— START TEXT —

I reviewed 'Mr Lynch's Holiday' only last week but I felt bad that I had managed to completely miss Catherine O'Flynn's second book, 'The news where you are', and so I procured it from the library. Like 'What Was Lost' this book is set in Birmingham and has other little touches in common: Mo, Frank's daughter, provides us with a child's view of the situation, and the impact of the built environment figures significantly, from the landmark buildings that are Frank's father's legacy to the city, to the impersonal and lifeless housing estate that they come across by the canal, and is home to Phil's widow Michelle. This book is also similarly a mystery; why is Phil out jogging in the dark, where is Mikey and who is driving the car that comes out of the darkness?
Our Frank is an unassuming man who just wants to be good at his job and a good husband and a good dad and a good son. He sometimes feels like he struggles to be any of these. After, Phil, his predecessor as anchorman at the local TV station, moves on to bigger and better things Frank finds himself inheriting not only a job but a Cyril, the enigmatic little man who writes Phil's gags. While Frank struggles to deal with his mother, Maureen, who is determined to live a miserable old age, and discovering that one of the last buildings his father designed is about to be demolished, he has also been pursuing a morbid fascination with some forgotten deaths. It began with a woman who dies and who's death is not discovered for some time, and Frank begins to take on a personal interest in those unloved and unnoticed souls who's departure goes unremarked. This is what leads him to find Mike, and to start drawing together the threads of a long neglected friendship.

— END TEXT —

TASKS TO CARRY OUT:
(a) Answer these questions from the review:
(i) In which city is the book set?
(ii) What job did Phil hold at the local TV station?
(iii) Who writes Phil's gags?
(b) Rewrite the paragraph of the review that begins "Our Frank is an unassuming man" as a short list that keeps its main facts.
The lines that come after this text can be left aside.

— START COLLECTED DATA —

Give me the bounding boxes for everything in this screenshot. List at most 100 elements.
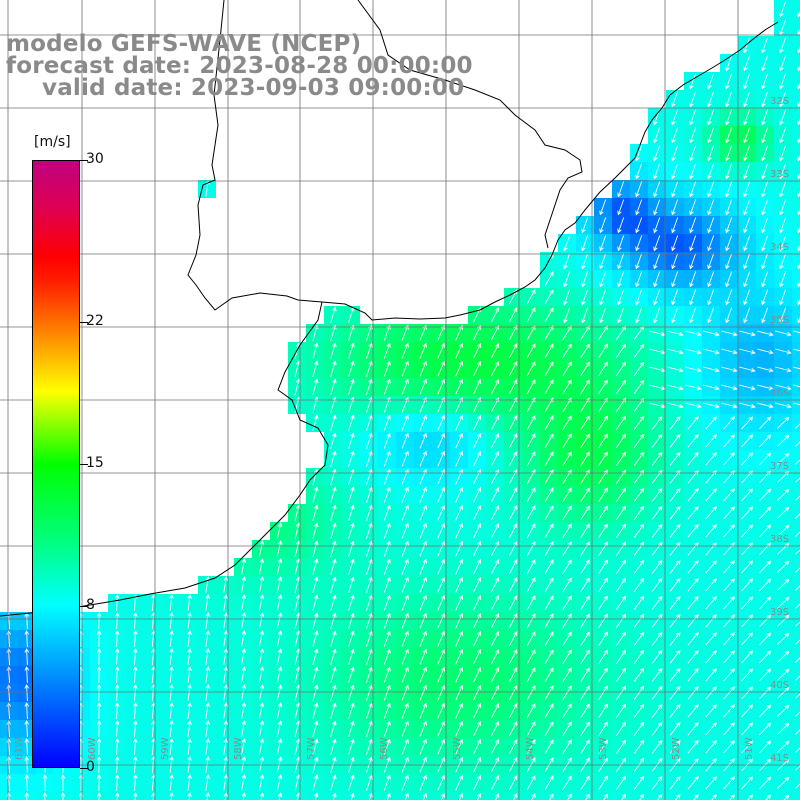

— END COLLECTED DATA —

RESPONSES TO THE TASKS:
(a)
(i) Birmingham.
(ii) He was the anchorman, Frank's predecessor in that job.
(iii) Cyril, an enigmatic little man.

(b)
- Frank is an unassuming man who wants to be good at his job and a good husband, dad and son, but sometimes feels he struggles at all of these.
- When Phil leaves his post as anchorman at the local TV station for bigger things, Frank inherits the job and Cyril, who writes Phil's gags.
- Frank copes with his mother, Maureen, who is set on a miserable old age.
- He learns that one of the last buildings his father designed is about to be demolished.
- He develops a morbid fascination with forgotten deaths, starting with a woman whose death went undiscovered for some time.
- This interest in unnoticed deaths leads him to Mike and to reviving a long-neglected friendship.